Provided entries>

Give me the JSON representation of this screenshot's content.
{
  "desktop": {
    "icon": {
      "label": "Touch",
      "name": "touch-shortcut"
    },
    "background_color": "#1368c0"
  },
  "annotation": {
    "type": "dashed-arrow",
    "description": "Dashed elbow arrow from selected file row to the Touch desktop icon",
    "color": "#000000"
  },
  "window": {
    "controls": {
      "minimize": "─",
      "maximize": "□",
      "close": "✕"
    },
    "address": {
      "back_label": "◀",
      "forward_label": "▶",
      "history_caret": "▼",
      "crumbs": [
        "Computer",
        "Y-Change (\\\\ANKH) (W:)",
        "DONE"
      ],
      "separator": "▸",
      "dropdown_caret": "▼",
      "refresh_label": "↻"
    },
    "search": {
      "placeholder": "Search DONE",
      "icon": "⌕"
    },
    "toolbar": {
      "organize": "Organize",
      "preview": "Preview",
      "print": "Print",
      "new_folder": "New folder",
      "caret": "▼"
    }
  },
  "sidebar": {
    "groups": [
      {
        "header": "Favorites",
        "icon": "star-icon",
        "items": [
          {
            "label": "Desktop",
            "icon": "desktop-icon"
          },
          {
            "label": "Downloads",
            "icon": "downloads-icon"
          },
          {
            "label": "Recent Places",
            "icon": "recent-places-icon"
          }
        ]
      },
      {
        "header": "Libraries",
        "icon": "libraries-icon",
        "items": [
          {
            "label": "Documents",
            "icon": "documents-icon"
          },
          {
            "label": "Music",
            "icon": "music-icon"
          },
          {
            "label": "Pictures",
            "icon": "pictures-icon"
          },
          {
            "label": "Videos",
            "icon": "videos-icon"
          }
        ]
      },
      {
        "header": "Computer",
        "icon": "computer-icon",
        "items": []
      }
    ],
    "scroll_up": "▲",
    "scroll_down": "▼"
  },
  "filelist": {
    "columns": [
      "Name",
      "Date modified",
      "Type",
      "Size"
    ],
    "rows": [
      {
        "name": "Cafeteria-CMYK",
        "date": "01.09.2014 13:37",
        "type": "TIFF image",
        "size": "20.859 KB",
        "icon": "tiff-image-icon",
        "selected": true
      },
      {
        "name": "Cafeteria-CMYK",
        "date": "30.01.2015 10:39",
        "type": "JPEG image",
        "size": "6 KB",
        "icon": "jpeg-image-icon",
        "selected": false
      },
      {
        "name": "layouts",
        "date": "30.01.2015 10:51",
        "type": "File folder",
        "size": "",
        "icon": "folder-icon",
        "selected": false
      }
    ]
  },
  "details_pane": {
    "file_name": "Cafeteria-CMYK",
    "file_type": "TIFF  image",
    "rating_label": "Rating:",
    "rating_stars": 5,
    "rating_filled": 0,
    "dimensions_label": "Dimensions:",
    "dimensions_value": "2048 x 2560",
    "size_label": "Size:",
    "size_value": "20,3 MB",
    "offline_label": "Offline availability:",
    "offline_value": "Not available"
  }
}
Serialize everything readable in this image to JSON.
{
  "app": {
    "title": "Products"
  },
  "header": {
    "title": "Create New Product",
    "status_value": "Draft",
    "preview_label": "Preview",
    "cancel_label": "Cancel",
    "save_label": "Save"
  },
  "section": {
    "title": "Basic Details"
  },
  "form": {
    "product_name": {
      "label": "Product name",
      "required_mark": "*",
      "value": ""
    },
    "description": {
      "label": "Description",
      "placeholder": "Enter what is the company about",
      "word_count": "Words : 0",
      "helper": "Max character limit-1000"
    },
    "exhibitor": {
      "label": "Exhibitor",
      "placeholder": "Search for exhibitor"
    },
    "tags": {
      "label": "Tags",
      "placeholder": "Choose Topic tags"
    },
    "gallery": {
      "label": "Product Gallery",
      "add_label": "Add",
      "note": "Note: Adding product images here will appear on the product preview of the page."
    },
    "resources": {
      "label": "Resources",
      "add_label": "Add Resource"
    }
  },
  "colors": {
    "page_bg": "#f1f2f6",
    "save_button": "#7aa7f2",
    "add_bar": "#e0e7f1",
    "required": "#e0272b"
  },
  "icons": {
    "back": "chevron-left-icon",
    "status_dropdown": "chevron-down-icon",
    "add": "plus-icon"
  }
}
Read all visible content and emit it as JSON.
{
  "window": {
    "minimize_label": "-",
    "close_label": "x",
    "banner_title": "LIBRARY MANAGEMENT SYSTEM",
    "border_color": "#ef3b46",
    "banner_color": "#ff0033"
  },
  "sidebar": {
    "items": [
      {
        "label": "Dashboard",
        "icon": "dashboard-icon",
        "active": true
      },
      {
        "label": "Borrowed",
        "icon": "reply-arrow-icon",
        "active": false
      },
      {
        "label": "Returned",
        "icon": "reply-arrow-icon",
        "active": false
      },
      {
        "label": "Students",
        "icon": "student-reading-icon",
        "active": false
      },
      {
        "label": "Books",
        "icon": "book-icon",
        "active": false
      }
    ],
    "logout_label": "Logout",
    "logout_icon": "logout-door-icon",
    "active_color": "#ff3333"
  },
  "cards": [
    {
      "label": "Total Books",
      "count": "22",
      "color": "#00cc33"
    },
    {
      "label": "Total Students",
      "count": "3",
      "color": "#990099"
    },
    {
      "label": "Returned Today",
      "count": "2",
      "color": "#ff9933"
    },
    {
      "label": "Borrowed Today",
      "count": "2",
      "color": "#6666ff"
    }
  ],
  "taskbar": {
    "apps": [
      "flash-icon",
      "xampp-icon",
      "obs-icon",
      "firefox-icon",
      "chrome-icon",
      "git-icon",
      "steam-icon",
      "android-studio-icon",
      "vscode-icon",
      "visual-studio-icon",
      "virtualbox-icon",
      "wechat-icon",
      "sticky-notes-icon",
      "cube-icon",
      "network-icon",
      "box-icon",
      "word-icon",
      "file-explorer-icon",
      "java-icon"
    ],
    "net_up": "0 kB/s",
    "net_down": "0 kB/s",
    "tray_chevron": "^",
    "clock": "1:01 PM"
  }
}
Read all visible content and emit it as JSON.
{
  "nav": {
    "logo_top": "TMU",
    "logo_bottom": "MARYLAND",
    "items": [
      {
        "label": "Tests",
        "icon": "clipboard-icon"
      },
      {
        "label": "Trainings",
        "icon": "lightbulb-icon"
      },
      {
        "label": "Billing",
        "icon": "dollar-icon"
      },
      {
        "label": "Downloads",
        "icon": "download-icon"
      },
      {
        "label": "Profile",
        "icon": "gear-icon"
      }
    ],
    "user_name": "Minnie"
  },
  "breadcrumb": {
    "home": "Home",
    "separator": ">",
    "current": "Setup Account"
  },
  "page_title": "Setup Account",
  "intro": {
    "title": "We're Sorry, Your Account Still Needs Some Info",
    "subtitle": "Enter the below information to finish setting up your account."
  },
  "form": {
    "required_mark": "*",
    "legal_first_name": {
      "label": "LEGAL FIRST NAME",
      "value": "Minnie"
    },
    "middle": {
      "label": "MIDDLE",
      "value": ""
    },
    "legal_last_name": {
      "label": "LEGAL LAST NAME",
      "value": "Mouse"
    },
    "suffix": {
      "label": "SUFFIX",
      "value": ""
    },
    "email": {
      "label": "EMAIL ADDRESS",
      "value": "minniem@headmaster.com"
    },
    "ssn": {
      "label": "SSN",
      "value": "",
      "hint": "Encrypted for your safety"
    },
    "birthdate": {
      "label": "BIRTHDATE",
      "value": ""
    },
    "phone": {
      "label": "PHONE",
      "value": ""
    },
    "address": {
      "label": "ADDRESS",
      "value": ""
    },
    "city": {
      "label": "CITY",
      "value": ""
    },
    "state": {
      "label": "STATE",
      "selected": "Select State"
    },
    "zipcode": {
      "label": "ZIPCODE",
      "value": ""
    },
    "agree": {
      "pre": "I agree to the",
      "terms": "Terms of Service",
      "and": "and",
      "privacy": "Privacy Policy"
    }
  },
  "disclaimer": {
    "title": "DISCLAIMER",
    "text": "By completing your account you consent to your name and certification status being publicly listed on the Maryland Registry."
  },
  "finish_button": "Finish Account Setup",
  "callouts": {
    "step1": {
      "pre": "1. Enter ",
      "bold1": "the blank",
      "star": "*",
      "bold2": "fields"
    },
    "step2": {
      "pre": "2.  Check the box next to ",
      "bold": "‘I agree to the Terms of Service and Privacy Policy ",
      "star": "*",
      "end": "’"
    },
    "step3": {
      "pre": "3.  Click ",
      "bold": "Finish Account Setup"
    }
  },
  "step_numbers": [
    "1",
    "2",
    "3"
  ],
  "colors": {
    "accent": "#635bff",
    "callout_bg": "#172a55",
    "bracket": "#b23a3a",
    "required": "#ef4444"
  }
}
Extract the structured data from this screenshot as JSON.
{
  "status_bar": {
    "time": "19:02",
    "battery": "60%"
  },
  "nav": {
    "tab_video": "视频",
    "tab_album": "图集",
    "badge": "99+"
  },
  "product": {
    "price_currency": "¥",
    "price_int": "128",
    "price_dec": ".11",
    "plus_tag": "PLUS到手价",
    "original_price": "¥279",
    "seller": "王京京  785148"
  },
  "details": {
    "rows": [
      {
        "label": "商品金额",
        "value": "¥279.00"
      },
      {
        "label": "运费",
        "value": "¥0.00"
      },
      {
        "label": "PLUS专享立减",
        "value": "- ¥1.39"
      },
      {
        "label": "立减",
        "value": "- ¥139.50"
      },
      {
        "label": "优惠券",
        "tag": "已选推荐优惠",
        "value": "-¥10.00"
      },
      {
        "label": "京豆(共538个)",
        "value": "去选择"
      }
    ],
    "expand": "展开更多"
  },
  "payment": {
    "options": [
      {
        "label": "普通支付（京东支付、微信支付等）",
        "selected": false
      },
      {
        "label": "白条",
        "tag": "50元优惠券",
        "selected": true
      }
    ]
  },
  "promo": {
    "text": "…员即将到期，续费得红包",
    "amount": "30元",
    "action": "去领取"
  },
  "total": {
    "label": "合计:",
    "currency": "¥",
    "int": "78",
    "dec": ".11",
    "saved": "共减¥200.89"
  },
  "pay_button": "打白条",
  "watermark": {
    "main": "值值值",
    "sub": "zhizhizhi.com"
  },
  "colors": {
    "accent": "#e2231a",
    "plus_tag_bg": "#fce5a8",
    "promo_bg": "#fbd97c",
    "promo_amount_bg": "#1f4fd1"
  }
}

Exercise description> In the records above, locate every line with the string "JSON" and copy it.

Reply to the task>
Give me the JSON representation of this screenshot's content.
Serialize everything readable in this image to JSON.
Read all visible content and emit it as JSON.
Read all visible content and emit it as JSON.
Extract the structured data from this screenshot as JSON.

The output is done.